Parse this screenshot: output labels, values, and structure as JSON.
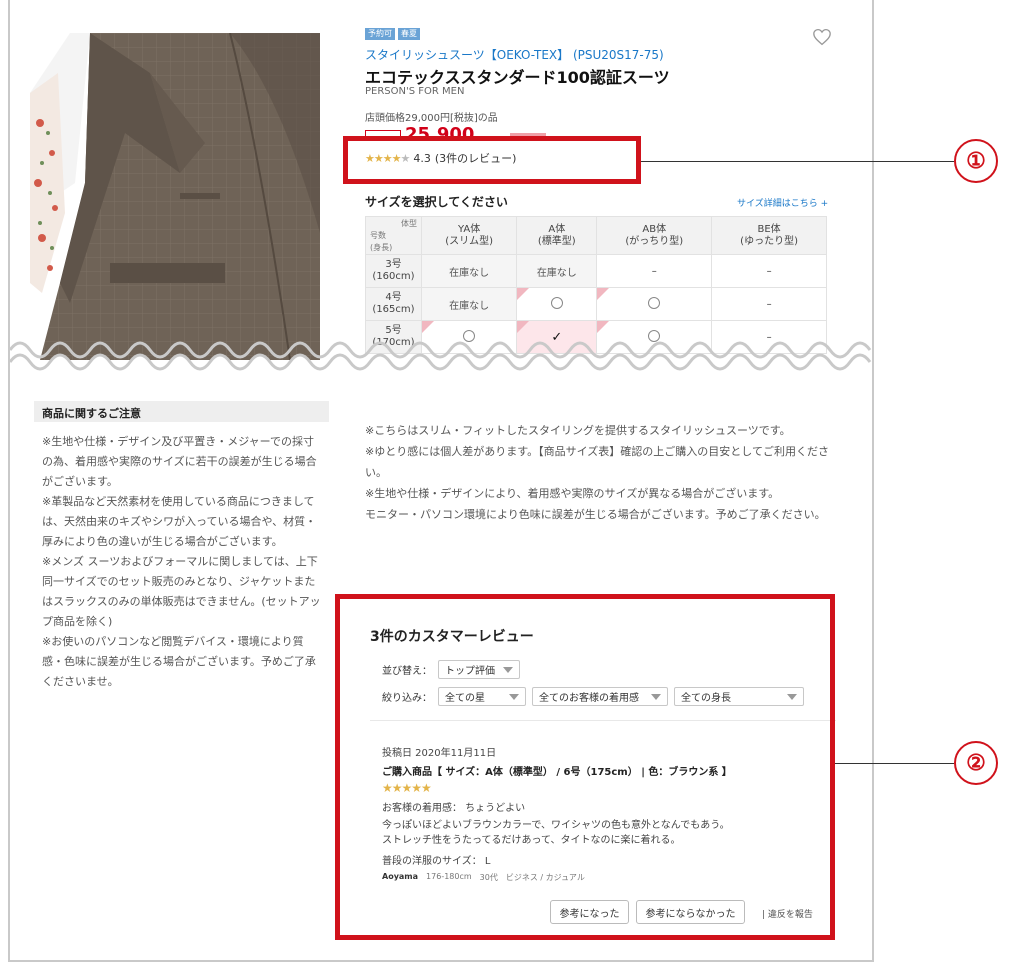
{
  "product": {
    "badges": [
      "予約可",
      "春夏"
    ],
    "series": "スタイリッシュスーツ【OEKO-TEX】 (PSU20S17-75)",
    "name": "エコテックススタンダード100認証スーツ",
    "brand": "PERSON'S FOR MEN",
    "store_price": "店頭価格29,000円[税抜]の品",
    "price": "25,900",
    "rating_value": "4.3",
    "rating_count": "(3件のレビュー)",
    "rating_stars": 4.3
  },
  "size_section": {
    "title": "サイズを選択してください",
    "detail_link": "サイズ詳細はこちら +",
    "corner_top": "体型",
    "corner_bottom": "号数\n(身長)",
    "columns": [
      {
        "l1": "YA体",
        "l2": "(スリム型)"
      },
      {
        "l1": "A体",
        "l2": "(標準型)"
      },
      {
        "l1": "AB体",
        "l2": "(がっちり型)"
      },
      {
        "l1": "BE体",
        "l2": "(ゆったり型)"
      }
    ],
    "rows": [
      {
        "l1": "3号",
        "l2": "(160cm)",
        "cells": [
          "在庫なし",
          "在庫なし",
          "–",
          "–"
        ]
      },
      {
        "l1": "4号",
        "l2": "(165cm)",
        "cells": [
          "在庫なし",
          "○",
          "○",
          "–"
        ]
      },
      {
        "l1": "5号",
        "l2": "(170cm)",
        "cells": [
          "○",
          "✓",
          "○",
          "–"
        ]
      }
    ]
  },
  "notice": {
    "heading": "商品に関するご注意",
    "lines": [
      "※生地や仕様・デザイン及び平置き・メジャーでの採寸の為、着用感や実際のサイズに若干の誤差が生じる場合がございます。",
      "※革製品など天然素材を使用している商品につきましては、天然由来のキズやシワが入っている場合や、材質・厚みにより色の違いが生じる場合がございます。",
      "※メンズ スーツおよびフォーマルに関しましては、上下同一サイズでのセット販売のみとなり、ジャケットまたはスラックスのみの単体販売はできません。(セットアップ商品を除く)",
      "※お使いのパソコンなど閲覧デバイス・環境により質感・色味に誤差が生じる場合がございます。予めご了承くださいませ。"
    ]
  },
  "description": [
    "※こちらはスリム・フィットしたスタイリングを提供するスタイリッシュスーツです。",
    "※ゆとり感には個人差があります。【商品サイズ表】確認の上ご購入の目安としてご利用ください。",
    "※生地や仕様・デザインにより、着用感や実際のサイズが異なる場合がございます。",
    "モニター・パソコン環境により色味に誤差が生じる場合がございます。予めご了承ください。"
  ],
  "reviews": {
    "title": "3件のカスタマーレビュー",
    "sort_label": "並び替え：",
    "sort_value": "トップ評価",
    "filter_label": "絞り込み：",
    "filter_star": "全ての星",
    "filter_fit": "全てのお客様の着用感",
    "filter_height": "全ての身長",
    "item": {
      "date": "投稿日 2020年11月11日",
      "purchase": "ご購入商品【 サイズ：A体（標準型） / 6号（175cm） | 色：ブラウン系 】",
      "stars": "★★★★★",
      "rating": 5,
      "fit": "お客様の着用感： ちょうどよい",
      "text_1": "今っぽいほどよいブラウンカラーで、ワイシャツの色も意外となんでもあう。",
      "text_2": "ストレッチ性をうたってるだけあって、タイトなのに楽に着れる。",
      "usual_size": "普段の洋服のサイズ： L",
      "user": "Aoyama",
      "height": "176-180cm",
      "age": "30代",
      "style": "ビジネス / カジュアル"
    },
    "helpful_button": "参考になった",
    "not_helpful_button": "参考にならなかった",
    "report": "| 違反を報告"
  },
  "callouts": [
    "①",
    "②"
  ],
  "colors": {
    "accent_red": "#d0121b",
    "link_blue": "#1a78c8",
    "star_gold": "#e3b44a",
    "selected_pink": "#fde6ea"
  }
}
^^^^^^^^
> Exercise description
Your task is to return the entries above exactly, with no pictures.

> Output of the exercise
Parse this screenshot: output labels, values, and structure as JSON.
{
  "product": {
    "badges": [
      "予約可",
      "春夏"
    ],
    "series": "スタイリッシュスーツ【OEKO-TEX】 (PSU20S17-75)",
    "name": "エコテックススタンダード100認証スーツ",
    "brand": "PERSON'S FOR MEN",
    "store_price": "店頭価格29,000円[税抜]の品",
    "price": "25,900",
    "rating_value": "4.3",
    "rating_count": "(3件のレビュー)",
    "rating_stars": 4.3
  },
  "size_section": {
    "title": "サイズを選択してください",
    "detail_link": "サイズ詳細はこちら +",
    "corner_top": "体型",
    "corner_bottom": "号数\n(身長)",
    "columns": [
      {
        "l1": "YA体",
        "l2": "(スリム型)"
      },
      {
        "l1": "A体",
        "l2": "(標準型)"
      },
      {
        "l1": "AB体",
        "l2": "(がっちり型)"
      },
      {
        "l1": "BE体",
        "l2": "(ゆったり型)"
      }
    ],
    "rows": [
      {
        "l1": "3号",
        "l2": "(160cm)",
        "cells": [
          "在庫なし",
          "在庫なし",
          "–",
          "–"
        ]
      },
      {
        "l1": "4号",
        "l2": "(165cm)",
        "cells": [
          "在庫なし",
          "○",
          "○",
          "–"
        ]
      },
      {
        "l1": "5号",
        "l2": "(170cm)",
        "cells": [
          "○",
          "✓",
          "○",
          "–"
        ]
      }
    ]
  },
  "notice": {
    "heading": "商品に関するご注意",
    "lines": [
      "※生地や仕様・デザイン及び平置き・メジャーでの採寸の為、着用感や実際のサイズに若干の誤差が生じる場合がございます。",
      "※革製品など天然素材を使用している商品につきましては、天然由来のキズやシワが入っている場合や、材質・厚みにより色の違いが生じる場合がございます。",
      "※メンズ スーツおよびフォーマルに関しましては、上下同一サイズでのセット販売のみとなり、ジャケットまたはスラックスのみの単体販売はできません。(セットアップ商品を除く)",
      "※お使いのパソコンなど閲覧デバイス・環境により質感・色味に誤差が生じる場合がございます。予めご了承くださいませ。"
    ]
  },
  "description": [
    "※こちらはスリム・フィットしたスタイリングを提供するスタイリッシュスーツです。",
    "※ゆとり感には個人差があります。【商品サイズ表】確認の上ご購入の目安としてご利用ください。",
    "※生地や仕様・デザインにより、着用感や実際のサイズが異なる場合がございます。",
    "モニター・パソコン環境により色味に誤差が生じる場合がございます。予めご了承ください。"
  ],
  "reviews": {
    "title": "3件のカスタマーレビュー",
    "sort_label": "並び替え：",
    "sort_value": "トップ評価",
    "filter_label": "絞り込み：",
    "filter_star": "全ての星",
    "filter_fit": "全てのお客様の着用感",
    "filter_height": "全ての身長",
    "item": {
      "date": "投稿日 2020年11月11日",
      "purchase": "ご購入商品【 サイズ：A体（標準型） / 6号（175cm） | 色：ブラウン系 】",
      "stars": "★★★★★",
      "rating": 5,
      "fit": "お客様の着用感： ちょうどよい",
      "text_1": "今っぽいほどよいブラウンカラーで、ワイシャツの色も意外となんでもあう。",
      "text_2": "ストレッチ性をうたってるだけあって、タイトなのに楽に着れる。",
      "usual_size": "普段の洋服のサイズ： L",
      "user": "Aoyama",
      "height": "176-180cm",
      "age": "30代",
      "style": "ビジネス / カジュアル"
    },
    "helpful_button": "参考になった",
    "not_helpful_button": "参考にならなかった",
    "report": "| 違反を報告"
  },
  "callouts": [
    "①",
    "②"
  ],
  "colors": {
    "accent_red": "#d0121b",
    "link_blue": "#1a78c8",
    "star_gold": "#e3b44a",
    "selected_pink": "#fde6ea"
  }
}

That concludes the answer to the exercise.